● Work required
Repeat, exactly and completely, the material that follows. Omit the pictures.

(Collected data entries)
[start]

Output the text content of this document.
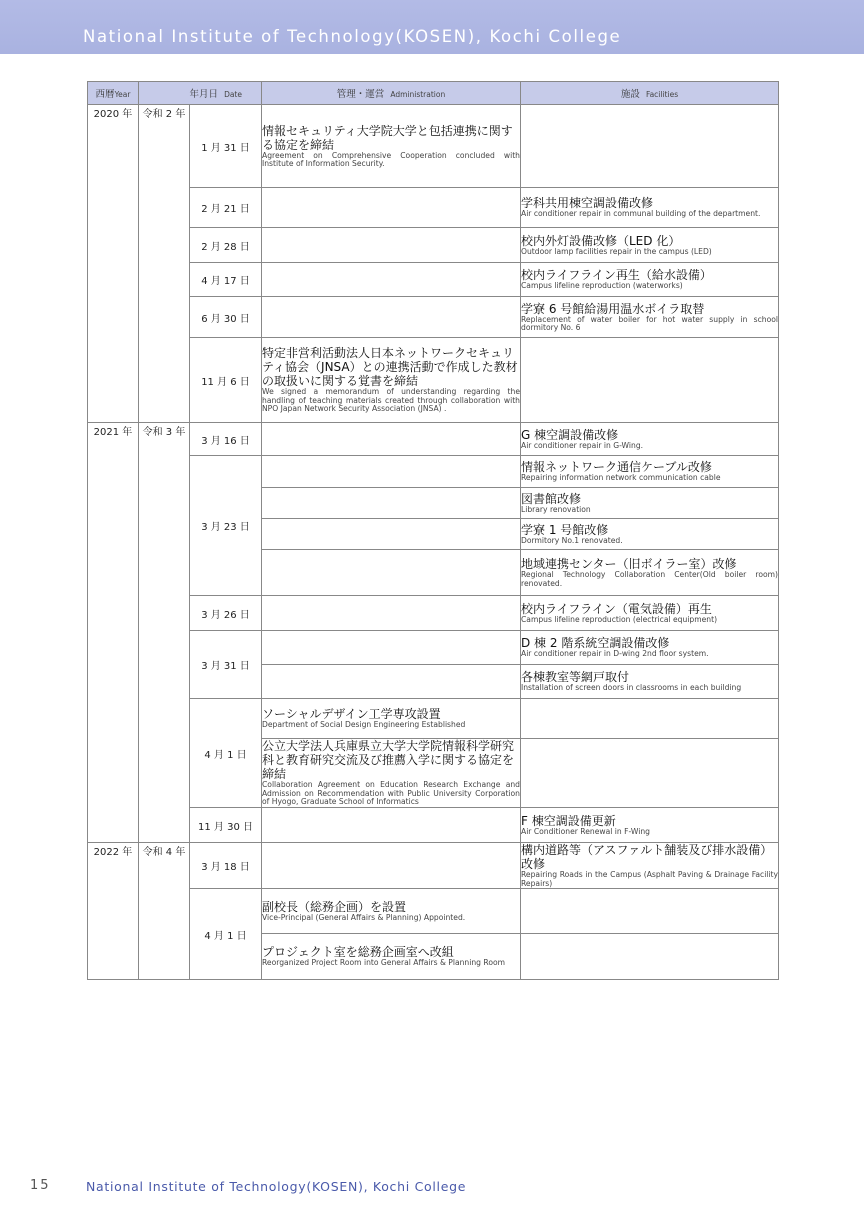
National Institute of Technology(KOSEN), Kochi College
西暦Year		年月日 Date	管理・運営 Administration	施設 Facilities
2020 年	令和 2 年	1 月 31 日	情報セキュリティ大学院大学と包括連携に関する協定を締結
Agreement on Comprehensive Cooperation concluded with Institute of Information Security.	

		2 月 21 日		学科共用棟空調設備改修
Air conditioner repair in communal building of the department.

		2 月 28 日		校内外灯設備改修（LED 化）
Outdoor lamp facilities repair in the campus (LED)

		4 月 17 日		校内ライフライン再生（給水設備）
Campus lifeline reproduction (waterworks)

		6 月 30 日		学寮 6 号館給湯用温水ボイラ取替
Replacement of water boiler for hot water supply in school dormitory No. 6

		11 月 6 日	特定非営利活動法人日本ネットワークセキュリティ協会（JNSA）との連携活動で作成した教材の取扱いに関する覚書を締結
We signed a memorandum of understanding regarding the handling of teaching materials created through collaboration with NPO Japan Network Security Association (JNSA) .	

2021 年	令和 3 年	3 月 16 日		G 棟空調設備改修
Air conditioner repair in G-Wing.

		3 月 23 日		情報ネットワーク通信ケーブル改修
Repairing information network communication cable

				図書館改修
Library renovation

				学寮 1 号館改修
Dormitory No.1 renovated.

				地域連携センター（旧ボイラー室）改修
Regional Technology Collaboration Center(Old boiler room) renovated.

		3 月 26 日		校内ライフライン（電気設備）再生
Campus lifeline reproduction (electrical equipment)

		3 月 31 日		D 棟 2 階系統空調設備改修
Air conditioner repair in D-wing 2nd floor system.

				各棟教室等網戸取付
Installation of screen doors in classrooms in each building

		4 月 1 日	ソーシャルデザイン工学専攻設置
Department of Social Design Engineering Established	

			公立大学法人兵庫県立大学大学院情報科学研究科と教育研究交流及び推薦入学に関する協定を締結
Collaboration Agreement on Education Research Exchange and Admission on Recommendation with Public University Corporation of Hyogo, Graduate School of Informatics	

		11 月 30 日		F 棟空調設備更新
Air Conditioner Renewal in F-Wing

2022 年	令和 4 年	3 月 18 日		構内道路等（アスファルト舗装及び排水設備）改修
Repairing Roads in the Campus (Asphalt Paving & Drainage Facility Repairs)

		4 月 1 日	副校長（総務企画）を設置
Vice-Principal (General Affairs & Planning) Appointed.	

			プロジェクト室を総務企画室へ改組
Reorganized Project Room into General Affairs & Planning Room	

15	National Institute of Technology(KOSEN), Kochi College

[end]

● Correct result
Output the text content of this document.
National Institute of Technology(KOSEN), Kochi College
西暦Year		年月日 Date	管理・運営 Administration	施設 Facilities
2020 年	令和 2 年	1 月 31 日	情報セキュリティ大学院大学と包括連携に関する協定を締結
Agreement on Comprehensive Cooperation concluded with Institute of Information Security.	

		2 月 21 日		学科共用棟空調設備改修
Air conditioner repair in communal building of the department.

		2 月 28 日		校内外灯設備改修（LED 化）
Outdoor lamp facilities repair in the campus (LED)

		4 月 17 日		校内ライフライン再生（給水設備）
Campus lifeline reproduction (waterworks)

		6 月 30 日		学寮 6 号館給湯用温水ボイラ取替
Replacement of water boiler for hot water supply in school dormitory No. 6

		11 月 6 日	特定非営利活動法人日本ネットワークセキュリティ協会（JNSA）との連携活動で作成した教材の取扱いに関する覚書を締結
We signed a memorandum of understanding regarding the handling of teaching materials created through collaboration with NPO Japan Network Security Association (JNSA) .	

2021 年	令和 3 年	3 月 16 日		G 棟空調設備改修
Air conditioner repair in G-Wing.

		3 月 23 日		情報ネットワーク通信ケーブル改修
Repairing information network communication cable

				図書館改修
Library renovation

				学寮 1 号館改修
Dormitory No.1 renovated.

				地域連携センター（旧ボイラー室）改修
Regional Technology Collaboration Center(Old boiler room) renovated.

		3 月 26 日		校内ライフライン（電気設備）再生
Campus lifeline reproduction (electrical equipment)

		3 月 31 日		D 棟 2 階系統空調設備改修
Air conditioner repair in D-wing 2nd floor system.

				各棟教室等網戸取付
Installation of screen doors in classrooms in each building

		4 月 1 日	ソーシャルデザイン工学専攻設置
Department of Social Design Engineering Established	

			公立大学法人兵庫県立大学大学院情報科学研究科と教育研究交流及び推薦入学に関する協定を締結
Collaboration Agreement on Education Research Exchange and Admission on Recommendation with Public University Corporation of Hyogo, Graduate School of Informatics	

		11 月 30 日		F 棟空調設備更新
Air Conditioner Renewal in F-Wing

2022 年	令和 4 年	3 月 18 日		構内道路等（アスファルト舗装及び排水設備）改修
Repairing Roads in the Campus (Asphalt Paving & Drainage Facility Repairs)

		4 月 1 日	副校長（総務企画）を設置
Vice-Principal (General Affairs & Planning) Appointed.	

			プロジェクト室を総務企画室へ改組
Reorganized Project Room into General Affairs & Planning Room	

15	National Institute of Technology(KOSEN), Kochi College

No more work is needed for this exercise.